Data extract —
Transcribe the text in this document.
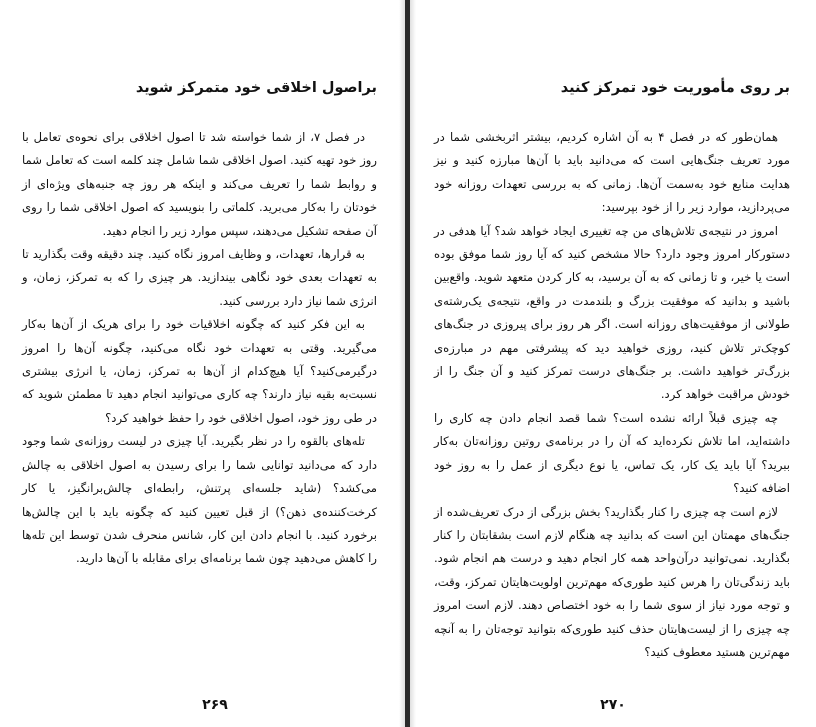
براصول اخلاقی خود متمرکز شوید

در فصل ۷، از شما خواسته شد تا اصول اخلاقی برای نحوه‌ی تعامل با روز خود تهیه کنید. اصول اخلاقی شما شامل چند کلمه است که تعامل شما و روابط شما را تعریف می‌کند و اینکه هر روز چه جنبه‌های ویژه‌ای از خودتان را به‌کار می‌برید. کلماتی را بنویسید که اصول اخلاقی شما را روی آن صفحه تشکیل می‌دهند، سپس موارد زیر را انجام دهید.

به قرارها، تعهدات، و وظایف امروز نگاه کنید. چند دقیقه وقت بگذارید تا به تعهدات بعدی خود نگاهی بیندازید. هر چیزی را که به تمرکز، زمان، و انرژی شما نیاز دارد بررسی کنید.

به این فکر کنید که چگونه اخلاقیات خود را برای هریک از آن‌ها به‌کار می‌گیرید. وقتی به تعهدات خود نگاه می‌کنید، چگونه آن‌ها را امروز درگیرمی‌کنید؟ آیا هیچ‌کدام از آن‌ها به تمرکز، زمان، یا انرژی بیشتری نسبت‌به بقیه نیاز دارند؟ چه کاری می‌توانید انجام دهید تا مطمئن شوید که در طی روز خود، اصول اخلاقی خود را حفظ خواهید کرد؟

تله‌های بالقوه را در نظر بگیرید. آیا چیزی در لیست روزانه‌ی شما وجود دارد که می‌دانید توانایی شما را برای رسیدن به اصول اخلاقی به چالش می‌کشد؟ (شاید جلسه‌ای پرتنش، رابطه‌ای چالش‌برانگیز، یا کار کرخت‌کننده‌ی ذهن؟) از قبل تعیین کنید که چگونه باید با این چالش‌ها برخورد کنید. با انجام دادن این کار، شانس منحرف شدن توسط این تله‌ها را کاهش می‌دهید چون شما برنامه‌ای برای مقابله با آن‌ها دارید.

۲۶۹
بر روی مأموریت خود تمرکز کنید

همان‌طور که در فصل ۴ به آن اشاره کردیم، بیشتر اثربخشی شما در مورد تعریف جنگ‌هایی است که می‌دانید باید با آن‌ها مبارزه کنید و نیز هدایت منابع خود به‌سمت آن‌ها. زمانی که به بررسی تعهدات روزانه خود می‌پردازید، موارد زیر را از خود بپرسید:

امروز در نتیجه‌ی تلاش‌های من چه تغییری ایجاد خواهد شد؟ آیا هدفی در دستورکار امروز وجود دارد؟ حالا مشخص کنید که آیا روز شما موفق بوده است یا خیر، و تا زمانی که به آن برسید، به کار کردن متعهد شوید. واقع‌بین باشید و بدانید که موفقیت بزرگ و بلندمدت در واقع، نتیجه‌ی یک‌رشته‌ی طولانی از موفقیت‌های روزانه است. اگر هر روز برای پیروزی در جنگ‌های کوچک‌تر تلاش کنید، روزی خواهید دید که پیشرفتی مهم در مبارزه‌ی بزرگ‌تر خواهید داشت. بر جنگ‌های درست تمرکز کنید و آن جنگ را از خودش مراقبت خواهد کرد.

چه چیزی قبلاً ارائه نشده است؟ شما قصد انجام دادن چه کاری را داشته‌اید، اما تلاش نکرده‌اید که آن را در برنامه‌ی روتین روزانه‌تان به‌کار ببرید؟ آیا باید یک کار، یک تماس، یا نوع دیگری از عمل را به روز خود اضافه کنید؟

لازم است چه چیزی را کنار بگذارید؟ بخش بزرگی از درک تعریف‌شده از جنگ‌های مهمتان این است که بدانید چه هنگام لازم است بشقابتان را کنار بگذارید. نمی‌توانید درآن‌واحد همه کار انجام دهید و درست هم انجام شود. باید زندگی‌تان را هرس کنید طوری‌که مهم‌ترین اولویت‌هایتان تمرکز، وقت، و توجه مورد نیاز از سوی شما را به خود اختصاص دهند. لازم است امروز چه چیزی را از لیست‌هایتان حذف کنید طوری‌که بتوانید توجه‌تان را به آنچه مهم‌ترین هستید معطوف کنید؟

۲۷۰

Goal — Where a line above holds the string "بررسی", show that line.

Reply to the task —
به قرارها، تعهدات، و وظایف امروز نگاه کنید. چند دقیقه وقت بگذارید تا به تعهدات بعدی خود نگاهی بیندازید. هر چیزی را که به تمرکز، زمان، و انرژی شما نیاز دارد بررسی کنید.
همان‌طور که در فصل ۴ به آن اشاره کردیم، بیشتر اثربخشی شما در مورد تعریف جنگ‌هایی است که می‌دانید باید با آن‌ها مبارزه کنید و نیز هدایت منابع خود به‌سمت آن‌ها. زمانی که به بررسی تعهدات روزانه خود می‌پردازید، موارد زیر را از خود بپرسید:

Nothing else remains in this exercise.